## Stated exercise
Starting with the line that contains "Extract all readable text from this page.", write out each line through the end of the listing, unchanged. Output nothing else.

Entries from a dataset:

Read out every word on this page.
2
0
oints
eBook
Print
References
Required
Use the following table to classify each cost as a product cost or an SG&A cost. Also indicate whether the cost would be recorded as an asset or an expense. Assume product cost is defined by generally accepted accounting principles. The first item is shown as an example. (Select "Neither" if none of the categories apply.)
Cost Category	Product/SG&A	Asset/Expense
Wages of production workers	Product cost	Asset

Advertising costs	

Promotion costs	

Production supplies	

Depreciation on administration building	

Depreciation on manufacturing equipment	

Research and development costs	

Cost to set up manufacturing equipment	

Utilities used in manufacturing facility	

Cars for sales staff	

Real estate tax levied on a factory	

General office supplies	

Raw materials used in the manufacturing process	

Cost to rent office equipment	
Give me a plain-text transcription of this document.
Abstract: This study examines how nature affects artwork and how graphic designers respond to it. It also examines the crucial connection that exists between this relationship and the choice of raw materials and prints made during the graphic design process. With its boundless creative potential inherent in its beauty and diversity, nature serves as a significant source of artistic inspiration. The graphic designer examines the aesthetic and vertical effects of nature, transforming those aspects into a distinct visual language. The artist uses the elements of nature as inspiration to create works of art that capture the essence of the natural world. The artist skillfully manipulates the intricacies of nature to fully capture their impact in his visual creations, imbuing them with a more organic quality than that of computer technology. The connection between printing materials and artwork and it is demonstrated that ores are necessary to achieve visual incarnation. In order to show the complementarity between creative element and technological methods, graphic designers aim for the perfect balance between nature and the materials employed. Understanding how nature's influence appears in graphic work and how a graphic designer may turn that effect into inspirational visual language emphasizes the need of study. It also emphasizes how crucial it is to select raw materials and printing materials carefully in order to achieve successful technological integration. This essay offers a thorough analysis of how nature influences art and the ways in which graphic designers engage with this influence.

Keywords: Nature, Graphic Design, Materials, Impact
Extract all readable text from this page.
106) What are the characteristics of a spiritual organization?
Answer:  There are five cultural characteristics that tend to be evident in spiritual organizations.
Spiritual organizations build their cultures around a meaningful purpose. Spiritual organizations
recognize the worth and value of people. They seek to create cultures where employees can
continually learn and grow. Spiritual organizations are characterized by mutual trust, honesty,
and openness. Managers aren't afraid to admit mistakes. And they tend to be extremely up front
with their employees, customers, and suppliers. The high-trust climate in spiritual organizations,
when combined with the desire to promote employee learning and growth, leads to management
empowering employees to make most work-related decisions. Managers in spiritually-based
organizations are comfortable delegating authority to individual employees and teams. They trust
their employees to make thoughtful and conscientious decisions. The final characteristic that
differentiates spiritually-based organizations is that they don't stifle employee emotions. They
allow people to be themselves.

## Task response
Extract all readable text from this page.
106) What are the characteristics of a spiritual organization?
Answer:  There are five cultural characteristics that tend to be evident in spiritual organizations.
Spiritual organizations build their cultures around a meaningful purpose. Spiritual organizations
recognize the worth and value of people. They seek to create cultures where employees can
continually learn and grow. Spiritual organizations are characterized by mutual trust, honesty,
and openness. Managers aren't afraid to admit mistakes. And they tend to be extremely up front
with their employees, customers, and suppliers. The high-trust climate in spiritual organizations,
when combined with the desire to promote employee learning and growth, leads to management
empowering employees to make most work-related decisions. Managers in spiritually-based
organizations are comfortable delegating authority to individual employees and teams. They trust
their employees to make thoughtful and conscientious decisions. The final characteristic that
differentiates spiritually-based organizations is that they don't stifle employee emotions. They
allow people to be themselves.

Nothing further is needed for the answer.